DATA EXCERPTS:
********************

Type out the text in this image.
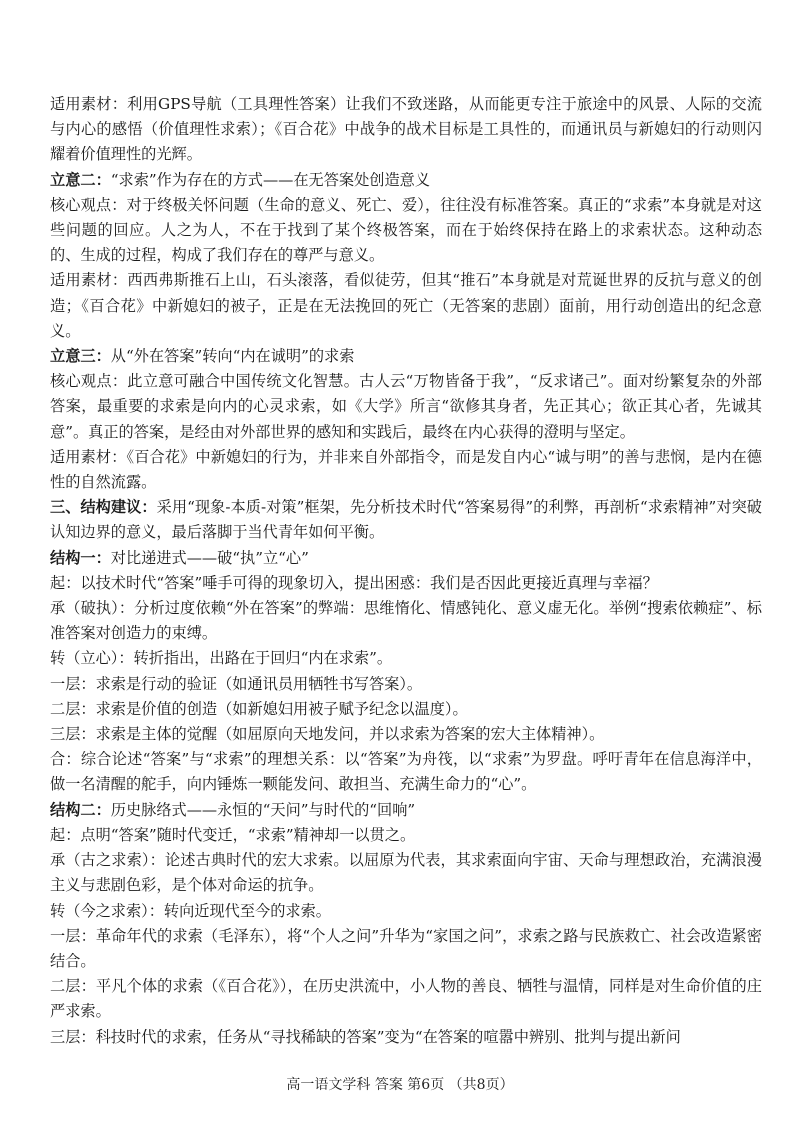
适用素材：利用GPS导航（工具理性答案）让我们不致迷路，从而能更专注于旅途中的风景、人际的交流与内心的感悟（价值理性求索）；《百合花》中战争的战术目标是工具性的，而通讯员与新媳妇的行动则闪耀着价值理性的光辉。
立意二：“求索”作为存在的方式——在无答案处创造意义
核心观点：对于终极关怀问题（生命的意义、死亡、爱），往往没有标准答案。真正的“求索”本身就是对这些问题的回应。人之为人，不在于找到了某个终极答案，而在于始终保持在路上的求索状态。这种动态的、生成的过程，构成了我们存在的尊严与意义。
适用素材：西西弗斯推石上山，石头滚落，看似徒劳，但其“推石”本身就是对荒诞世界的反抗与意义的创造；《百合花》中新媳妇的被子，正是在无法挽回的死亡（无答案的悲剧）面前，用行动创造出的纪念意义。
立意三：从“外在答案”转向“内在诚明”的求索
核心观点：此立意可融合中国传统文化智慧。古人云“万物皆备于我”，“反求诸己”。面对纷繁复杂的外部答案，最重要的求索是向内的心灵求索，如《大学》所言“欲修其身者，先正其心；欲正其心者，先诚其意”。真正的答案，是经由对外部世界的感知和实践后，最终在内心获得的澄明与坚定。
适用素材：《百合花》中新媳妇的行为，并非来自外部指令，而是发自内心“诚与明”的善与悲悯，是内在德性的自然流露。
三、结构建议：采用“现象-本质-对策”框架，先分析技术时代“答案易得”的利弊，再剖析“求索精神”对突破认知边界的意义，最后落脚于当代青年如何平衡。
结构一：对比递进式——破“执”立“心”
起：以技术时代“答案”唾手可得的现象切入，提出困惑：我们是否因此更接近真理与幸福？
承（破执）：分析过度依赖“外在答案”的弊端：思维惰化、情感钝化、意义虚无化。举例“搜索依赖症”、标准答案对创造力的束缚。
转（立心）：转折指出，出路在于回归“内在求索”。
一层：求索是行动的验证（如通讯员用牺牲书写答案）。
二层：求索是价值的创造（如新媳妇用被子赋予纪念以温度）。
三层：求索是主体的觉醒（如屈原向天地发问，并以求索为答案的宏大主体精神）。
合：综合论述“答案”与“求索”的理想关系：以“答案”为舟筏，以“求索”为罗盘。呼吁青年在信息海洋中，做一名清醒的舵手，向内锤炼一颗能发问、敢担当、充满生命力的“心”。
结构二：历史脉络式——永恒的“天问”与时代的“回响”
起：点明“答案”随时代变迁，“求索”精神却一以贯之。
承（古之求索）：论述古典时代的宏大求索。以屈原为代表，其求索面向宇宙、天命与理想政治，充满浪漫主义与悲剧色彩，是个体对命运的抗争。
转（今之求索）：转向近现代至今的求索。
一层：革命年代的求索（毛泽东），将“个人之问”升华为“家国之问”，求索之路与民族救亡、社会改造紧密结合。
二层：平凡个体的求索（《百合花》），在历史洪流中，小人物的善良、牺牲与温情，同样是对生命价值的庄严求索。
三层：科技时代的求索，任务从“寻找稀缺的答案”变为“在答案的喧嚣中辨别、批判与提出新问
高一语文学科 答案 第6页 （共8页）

********************

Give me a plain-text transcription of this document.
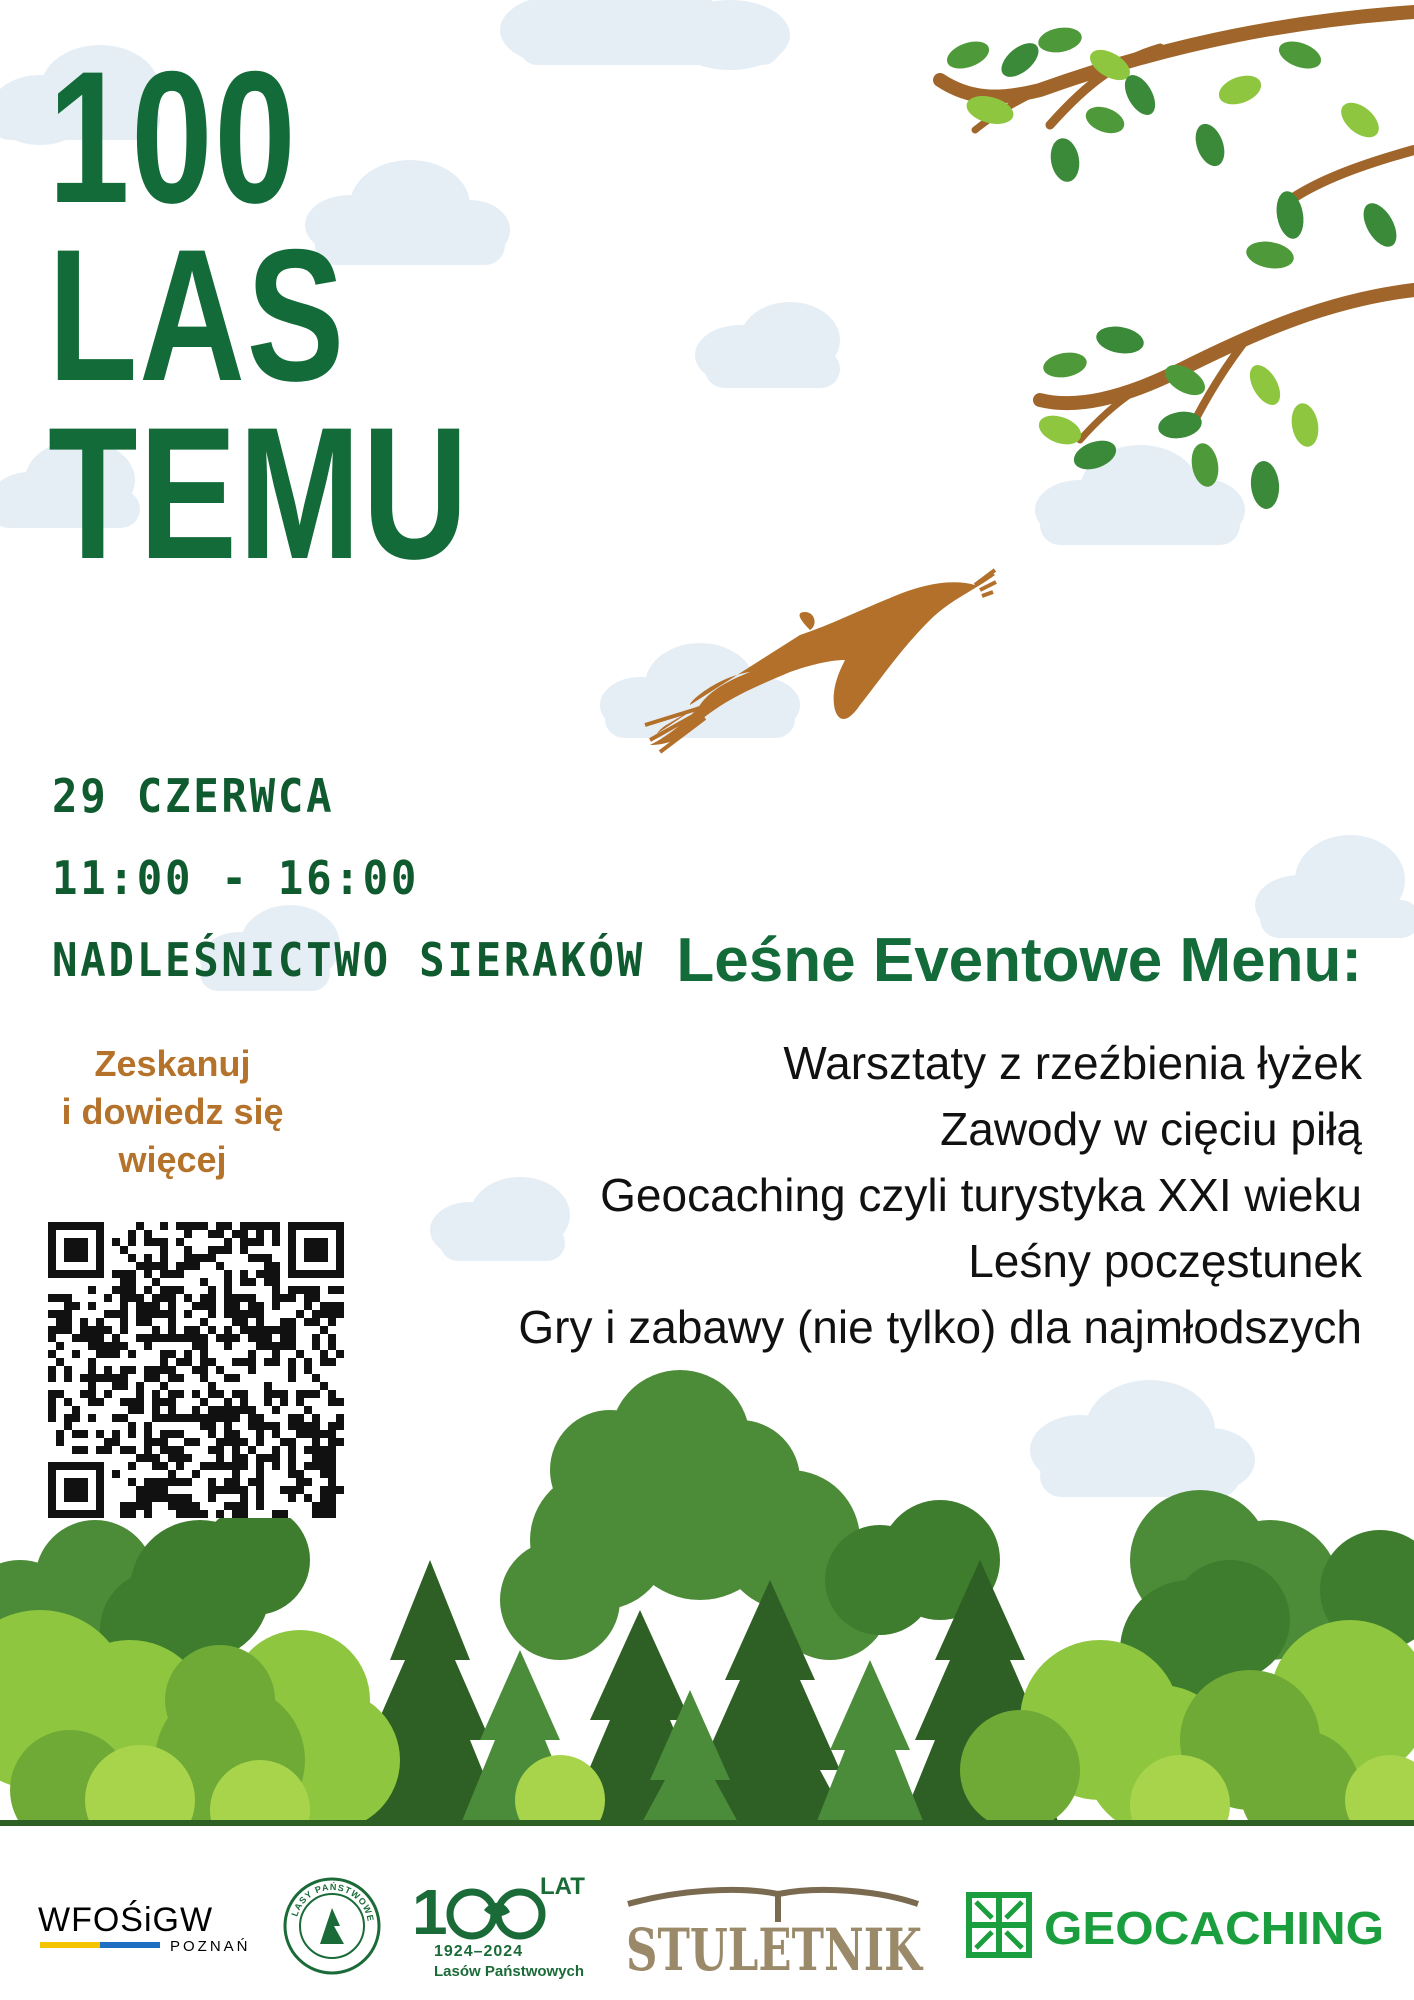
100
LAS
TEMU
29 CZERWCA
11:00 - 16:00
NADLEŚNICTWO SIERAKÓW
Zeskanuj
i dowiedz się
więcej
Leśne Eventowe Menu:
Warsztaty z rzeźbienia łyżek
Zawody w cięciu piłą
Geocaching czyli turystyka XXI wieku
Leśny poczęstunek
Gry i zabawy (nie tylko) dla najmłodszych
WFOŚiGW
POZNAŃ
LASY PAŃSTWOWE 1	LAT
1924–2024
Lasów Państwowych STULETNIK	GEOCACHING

********************

WHAT THIS TASK INVOLVES:
Copy all lines from the material that include "text".

CORRECT ANSWER:
Type out the text in this image.
Give me a plain-text transcription of this document.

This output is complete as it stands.